> WHAT YOU ARE ASKED TO DO
Without the pictures, copy all the entries below exactly.

(Records that describe figures)
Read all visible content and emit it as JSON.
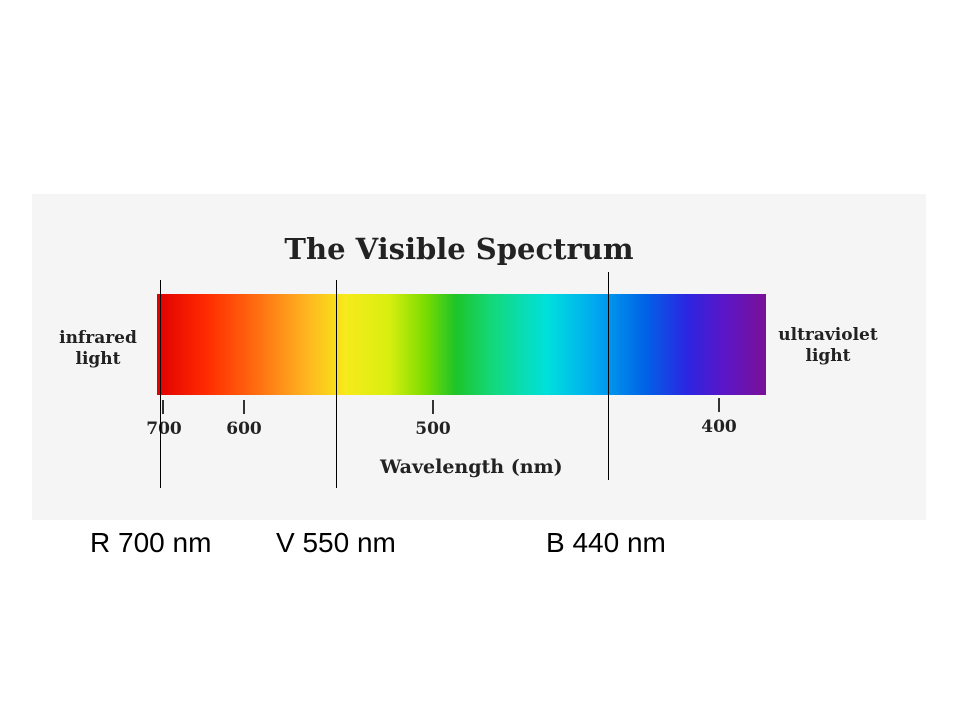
{
  "figure": {
    "title": "The Visible Spectrum",
    "left_label": [
      "infrared",
      "light"
    ],
    "right_label": [
      "ultraviolet",
      "light"
    ],
    "axis_label": "Wavelength (nm)",
    "ticks": [
      {
        "value": 700,
        "label": "700"
      },
      {
        "value": 600,
        "label": "600"
      },
      {
        "value": 500,
        "label": "500"
      },
      {
        "value": 400,
        "label": "400"
      }
    ]
  },
  "markers": [
    {
      "label": "R 700 nm",
      "wavelength_nm": 700
    },
    {
      "label": "V 550 nm",
      "wavelength_nm": 550
    },
    {
      "label": "B 440 nm",
      "wavelength_nm": 440
    }
  ]
}
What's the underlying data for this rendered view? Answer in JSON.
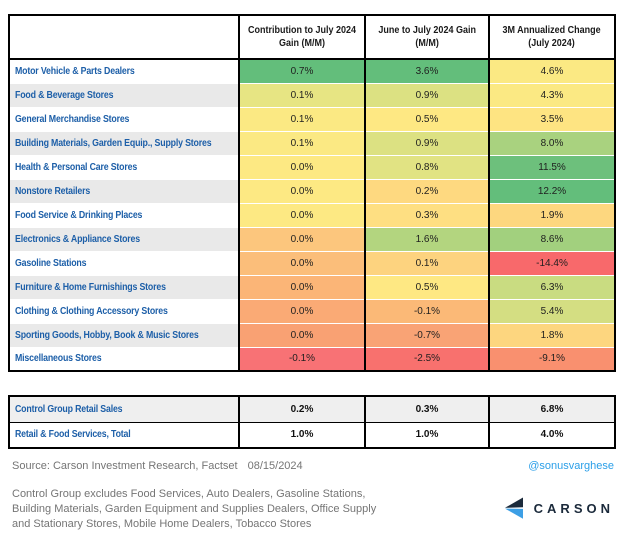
{
  "table": {
    "headers": [
      "Contribution to July 2024\nGain (M/M)",
      "June to July 2024 Gain\n(M/M)",
      "3M Annualized Change\n(July 2024)"
    ],
    "rows": [
      {
        "label": "Motor Vehicle & Parts Dealers",
        "cells": [
          {
            "v": "0.7%",
            "bg": "#63BE7B"
          },
          {
            "v": "3.6%",
            "bg": "#63BE7B"
          },
          {
            "v": "4.6%",
            "bg": "#FBE983"
          }
        ]
      },
      {
        "label": "Food & Beverage Stores",
        "cells": [
          {
            "v": "0.1%",
            "bg": "#E7E583"
          },
          {
            "v": "0.9%",
            "bg": "#DCE182"
          },
          {
            "v": "4.3%",
            "bg": "#FBE983"
          }
        ]
      },
      {
        "label": "General Merchandise Stores",
        "cells": [
          {
            "v": "0.1%",
            "bg": "#FBE983"
          },
          {
            "v": "0.5%",
            "bg": "#FEE883"
          },
          {
            "v": "3.5%",
            "bg": "#FEE482"
          }
        ]
      },
      {
        "label": "Building Materials, Garden Equip., Supply Stores",
        "cells": [
          {
            "v": "0.1%",
            "bg": "#FBE983"
          },
          {
            "v": "0.9%",
            "bg": "#DCE182"
          },
          {
            "v": "8.0%",
            "bg": "#A9D27F"
          }
        ]
      },
      {
        "label": "Health & Personal Care Stores",
        "cells": [
          {
            "v": "0.0%",
            "bg": "#FDE983"
          },
          {
            "v": "0.8%",
            "bg": "#E1E383"
          },
          {
            "v": "11.5%",
            "bg": "#6DC07C"
          }
        ]
      },
      {
        "label": "Nonstore Retailers",
        "cells": [
          {
            "v": "0.0%",
            "bg": "#FDE983"
          },
          {
            "v": "0.2%",
            "bg": "#FED980"
          },
          {
            "v": "12.2%",
            "bg": "#63BE7B"
          }
        ]
      },
      {
        "label": "Food Service & Drinking Places",
        "cells": [
          {
            "v": "0.0%",
            "bg": "#FDE983"
          },
          {
            "v": "0.3%",
            "bg": "#FEDF82"
          },
          {
            "v": "1.9%",
            "bg": "#FDD77F"
          }
        ]
      },
      {
        "label": "Electronics & Appliance Stores",
        "cells": [
          {
            "v": "0.0%",
            "bg": "#FCC67D"
          },
          {
            "v": "1.6%",
            "bg": "#B3D57F"
          },
          {
            "v": "8.6%",
            "bg": "#A2D07E"
          }
        ]
      },
      {
        "label": "Gasoline Stations",
        "cells": [
          {
            "v": "0.0%",
            "bg": "#FBBE7A"
          },
          {
            "v": "0.1%",
            "bg": "#FDD37F"
          },
          {
            "v": "-14.4%",
            "bg": "#F8696B"
          }
        ]
      },
      {
        "label": "Furniture & Home Furnishings Stores",
        "cells": [
          {
            "v": "0.0%",
            "bg": "#FBB577"
          },
          {
            "v": "0.5%",
            "bg": "#FEE883"
          },
          {
            "v": "6.3%",
            "bg": "#C9DC81"
          }
        ]
      },
      {
        "label": "Clothing & Clothing Accessory Stores",
        "cells": [
          {
            "v": "0.0%",
            "bg": "#FAAA75"
          },
          {
            "v": "-0.1%",
            "bg": "#FBB977"
          },
          {
            "v": "5.4%",
            "bg": "#D4DE82"
          }
        ]
      },
      {
        "label": "Sporting Goods, Hobby, Book & Music Stores",
        "cells": [
          {
            "v": "0.0%",
            "bg": "#F9A173"
          },
          {
            "v": "-0.7%",
            "bg": "#F9A375"
          },
          {
            "v": "1.8%",
            "bg": "#FDD67F"
          }
        ]
      },
      {
        "label": "Miscellaneous Stores",
        "cells": [
          {
            "v": "-0.1%",
            "bg": "#F87275"
          },
          {
            "v": "-2.5%",
            "bg": "#F8716E"
          },
          {
            "v": "-9.1%",
            "bg": "#F9906F"
          }
        ]
      }
    ]
  },
  "summary": {
    "rows": [
      {
        "label": "Control Group Retail Sales",
        "values": [
          "0.2%",
          "0.3%",
          "6.8%"
        ]
      },
      {
        "label": "Retail & Food Services, Total",
        "values": [
          "1.0%",
          "1.0%",
          "4.0%"
        ]
      }
    ]
  },
  "footer": {
    "source_label": "Source: Carson Investment Research, Factset",
    "source_date": "08/15/2024",
    "handle": "@sonusvarghese",
    "note_lines": [
      "Control Group excludes Food Services, Auto Dealers, Gasoline Stations,",
      "Building Materials, Garden Equipment and Supplies Dealers, Office Supply",
      "and Stationary Stores, Mobile Home Dealers, Tobacco Stores"
    ],
    "logo_text": "CARSON"
  },
  "colors": {
    "label_blue": "#1d5fa8",
    "handle_blue": "#2b9fe8",
    "note_gray": "#757575",
    "logo_navy": "#1b2a3b",
    "logo_light_blue": "#3d9fe5",
    "scale_green": "#63BE7B",
    "scale_yellow": "#FFE984",
    "scale_red": "#F8696B",
    "alt_row_gray": "#e9e9e9",
    "summary_row_gray": "#efefef"
  },
  "chart_data": {
    "type": "heatmap",
    "title": "",
    "columns": [
      "Contribution to July 2024 Gain (M/M)",
      "June to July 2024 Gain (M/M)",
      "3M Annualized Change (July 2024)"
    ],
    "categories": [
      "Motor Vehicle & Parts Dealers",
      "Food & Beverage Stores",
      "General Merchandise Stores",
      "Building Materials, Garden Equip., Supply Stores",
      "Health & Personal Care Stores",
      "Nonstore Retailers",
      "Food Service & Drinking Places",
      "Electronics & Appliance Stores",
      "Gasoline Stations",
      "Furniture & Home Furnishings Stores",
      "Clothing & Clothing Accessory Stores",
      "Sporting Goods, Hobby, Book & Music Stores",
      "Miscellaneous Stores"
    ],
    "series": [
      {
        "name": "Contribution to July 2024 Gain (M/M)",
        "values": [
          0.7,
          0.1,
          0.1,
          0.1,
          0.0,
          0.0,
          0.0,
          0.0,
          0.0,
          0.0,
          0.0,
          0.0,
          -0.1
        ]
      },
      {
        "name": "June to July 2024 Gain (M/M)",
        "values": [
          3.6,
          0.9,
          0.5,
          0.9,
          0.8,
          0.2,
          0.3,
          1.6,
          0.1,
          0.5,
          -0.1,
          -0.7,
          -2.5
        ]
      },
      {
        "name": "3M Annualized Change (July 2024)",
        "values": [
          4.6,
          4.3,
          3.5,
          8.0,
          11.5,
          12.2,
          1.9,
          8.6,
          -14.4,
          6.3,
          5.4,
          1.8,
          -9.1
        ]
      }
    ],
    "summary_rows": [
      {
        "name": "Control Group Retail Sales",
        "values": [
          0.2,
          0.3,
          6.8
        ]
      },
      {
        "name": "Retail & Food Services, Total",
        "values": [
          1.0,
          1.0,
          4.0
        ]
      }
    ],
    "unit": "%",
    "color_scale": "red-yellow-green"
  }
}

> EXERCISE RESULT
Read all visible content and emit it as JSON.
{
  "figure": {
    "title": "The Visible Spectrum",
    "left_label": [
      "infrared",
      "light"
    ],
    "right_label": [
      "ultraviolet",
      "light"
    ],
    "axis_label": "Wavelength (nm)",
    "ticks": [
      {
        "value": 700,
        "label": "700"
      },
      {
        "value": 600,
        "label": "600"
      },
      {
        "value": 500,
        "label": "500"
      },
      {
        "value": 400,
        "label": "400"
      }
    ]
  },
  "markers": [
    {
      "label": "R 700 nm",
      "wavelength_nm": 700
    },
    {
      "label": "V 550 nm",
      "wavelength_nm": 550
    },
    {
      "label": "B 440 nm",
      "wavelength_nm": 440
    }
  ]
}
What's the underlying data for this rendered view? Answer in JSON.
{
  "table": {
    "headers": [
      "Contribution to July 2024\nGain (M/M)",
      "June to July 2024 Gain\n(M/M)",
      "3M Annualized Change\n(July 2024)"
    ],
    "rows": [
      {
        "label": "Motor Vehicle & Parts Dealers",
        "cells": [
          {
            "v": "0.7%",
            "bg": "#63BE7B"
          },
          {
            "v": "3.6%",
            "bg": "#63BE7B"
          },
          {
            "v": "4.6%",
            "bg": "#FBE983"
          }
        ]
      },
      {
        "label": "Food & Beverage Stores",
        "cells": [
          {
            "v": "0.1%",
            "bg": "#E7E583"
          },
          {
            "v": "0.9%",
            "bg": "#DCE182"
          },
          {
            "v": "4.3%",
            "bg": "#FBE983"
          }
        ]
      },
      {
        "label": "General Merchandise Stores",
        "cells": [
          {
            "v": "0.1%",
            "bg": "#FBE983"
          },
          {
            "v": "0.5%",
            "bg": "#FEE883"
          },
          {
            "v": "3.5%",
            "bg": "#FEE482"
          }
        ]
      },
      {
        "label": "Building Materials, Garden Equip., Supply Stores",
        "cells": [
          {
            "v": "0.1%",
            "bg": "#FBE983"
          },
          {
            "v": "0.9%",
            "bg": "#DCE182"
          },
          {
            "v": "8.0%",
            "bg": "#A9D27F"
          }
        ]
      },
      {
        "label": "Health & Personal Care Stores",
        "cells": [
          {
            "v": "0.0%",
            "bg": "#FDE983"
          },
          {
            "v": "0.8%",
            "bg": "#E1E383"
          },
          {
            "v": "11.5%",
            "bg": "#6DC07C"
          }
        ]
      },
      {
        "label": "Nonstore Retailers",
        "cells": [
          {
            "v": "0.0%",
            "bg": "#FDE983"
          },
          {
            "v": "0.2%",
            "bg": "#FED980"
          },
          {
            "v": "12.2%",
            "bg": "#63BE7B"
          }
        ]
      },
      {
        "label": "Food Service & Drinking Places",
        "cells": [
          {
            "v": "0.0%",
            "bg": "#FDE983"
          },
          {
            "v": "0.3%",
            "bg": "#FEDF82"
          },
          {
            "v": "1.9%",
            "bg": "#FDD77F"
          }
        ]
      },
      {
        "label": "Electronics & Appliance Stores",
        "cells": [
          {
            "v": "0.0%",
            "bg": "#FCC67D"
          },
          {
            "v": "1.6%",
            "bg": "#B3D57F"
          },
          {
            "v": "8.6%",
            "bg": "#A2D07E"
          }
        ]
      },
      {
        "label": "Gasoline Stations",
        "cells": [
          {
            "v": "0.0%",
            "bg": "#FBBE7A"
          },
          {
            "v": "0.1%",
            "bg": "#FDD37F"
          },
          {
            "v": "-14.4%",
            "bg": "#F8696B"
          }
        ]
      },
      {
        "label": "Furniture & Home Furnishings Stores",
        "cells": [
          {
            "v": "0.0%",
            "bg": "#FBB577"
          },
          {
            "v": "0.5%",
            "bg": "#FEE883"
          },
          {
            "v": "6.3%",
            "bg": "#C9DC81"
          }
        ]
      },
      {
        "label": "Clothing & Clothing Accessory Stores",
        "cells": [
          {
            "v": "0.0%",
            "bg": "#FAAA75"
          },
          {
            "v": "-0.1%",
            "bg": "#FBB977"
          },
          {
            "v": "5.4%",
            "bg": "#D4DE82"
          }
        ]
      },
      {
        "label": "Sporting Goods, Hobby, Book & Music Stores",
        "cells": [
          {
            "v": "0.0%",
            "bg": "#F9A173"
          },
          {
            "v": "-0.7%",
            "bg": "#F9A375"
          },
          {
            "v": "1.8%",
            "bg": "#FDD67F"
          }
        ]
      },
      {
        "label": "Miscellaneous Stores",
        "cells": [
          {
            "v": "-0.1%",
            "bg": "#F87275"
          },
          {
            "v": "-2.5%",
            "bg": "#F8716E"
          },
          {
            "v": "-9.1%",
            "bg": "#F9906F"
          }
        ]
      }
    ]
  },
  "summary": {
    "rows": [
      {
        "label": "Control Group Retail Sales",
        "values": [
          "0.2%",
          "0.3%",
          "6.8%"
        ]
      },
      {
        "label": "Retail & Food Services, Total",
        "values": [
          "1.0%",
          "1.0%",
          "4.0%"
        ]
      }
    ]
  },
  "footer": {
    "source_label": "Source: Carson Investment Research, Factset",
    "source_date": "08/15/2024",
    "handle": "@sonusvarghese",
    "note_lines": [
      "Control Group excludes Food Services, Auto Dealers, Gasoline Stations,",
      "Building Materials, Garden Equipment and Supplies Dealers, Office Supply",
      "and Stationary Stores, Mobile Home Dealers, Tobacco Stores"
    ],
    "logo_text": "CARSON"
  },
  "colors": {
    "label_blue": "#1d5fa8",
    "handle_blue": "#2b9fe8",
    "note_gray": "#757575",
    "logo_navy": "#1b2a3b",
    "logo_light_blue": "#3d9fe5",
    "scale_green": "#63BE7B",
    "scale_yellow": "#FFE984",
    "scale_red": "#F8696B",
    "alt_row_gray": "#e9e9e9",
    "summary_row_gray": "#efefef"
  },
  "chart_data": {
    "type": "heatmap",
    "title": "",
    "columns": [
      "Contribution to July 2024 Gain (M/M)",
      "June to July 2024 Gain (M/M)",
      "3M Annualized Change (July 2024)"
    ],
    "categories": [
      "Motor Vehicle & Parts Dealers",
      "Food & Beverage Stores",
      "General Merchandise Stores",
      "Building Materials, Garden Equip., Supply Stores",
      "Health & Personal Care Stores",
      "Nonstore Retailers",
      "Food Service & Drinking Places",
      "Electronics & Appliance Stores",
      "Gasoline Stations",
      "Furniture & Home Furnishings Stores",
      "Clothing & Clothing Accessory Stores",
      "Sporting Goods, Hobby, Book & Music Stores",
      "Miscellaneous Stores"
    ],
    "series": [
      {
        "name": "Contribution to July 2024 Gain (M/M)",
        "values": [
          0.7,
          0.1,
          0.1,
          0.1,
          0.0,
          0.0,
          0.0,
          0.0,
          0.0,
          0.0,
          0.0,
          0.0,
          -0.1
        ]
      },
      {
        "name": "June to July 2024 Gain (M/M)",
        "values": [
          3.6,
          0.9,
          0.5,
          0.9,
          0.8,
          0.2,
          0.3,
          1.6,
          0.1,
          0.5,
          -0.1,
          -0.7,
          -2.5
        ]
      },
      {
        "name": "3M Annualized Change (July 2024)",
        "values": [
          4.6,
          4.3,
          3.5,
          8.0,
          11.5,
          12.2,
          1.9,
          8.6,
          -14.4,
          6.3,
          5.4,
          1.8,
          -9.1
        ]
      }
    ],
    "summary_rows": [
      {
        "name": "Control Group Retail Sales",
        "values": [
          0.2,
          0.3,
          6.8
        ]
      },
      {
        "name": "Retail & Food Services, Total",
        "values": [
          1.0,
          1.0,
          4.0
        ]
      }
    ],
    "unit": "%",
    "color_scale": "red-yellow-green"
  }
}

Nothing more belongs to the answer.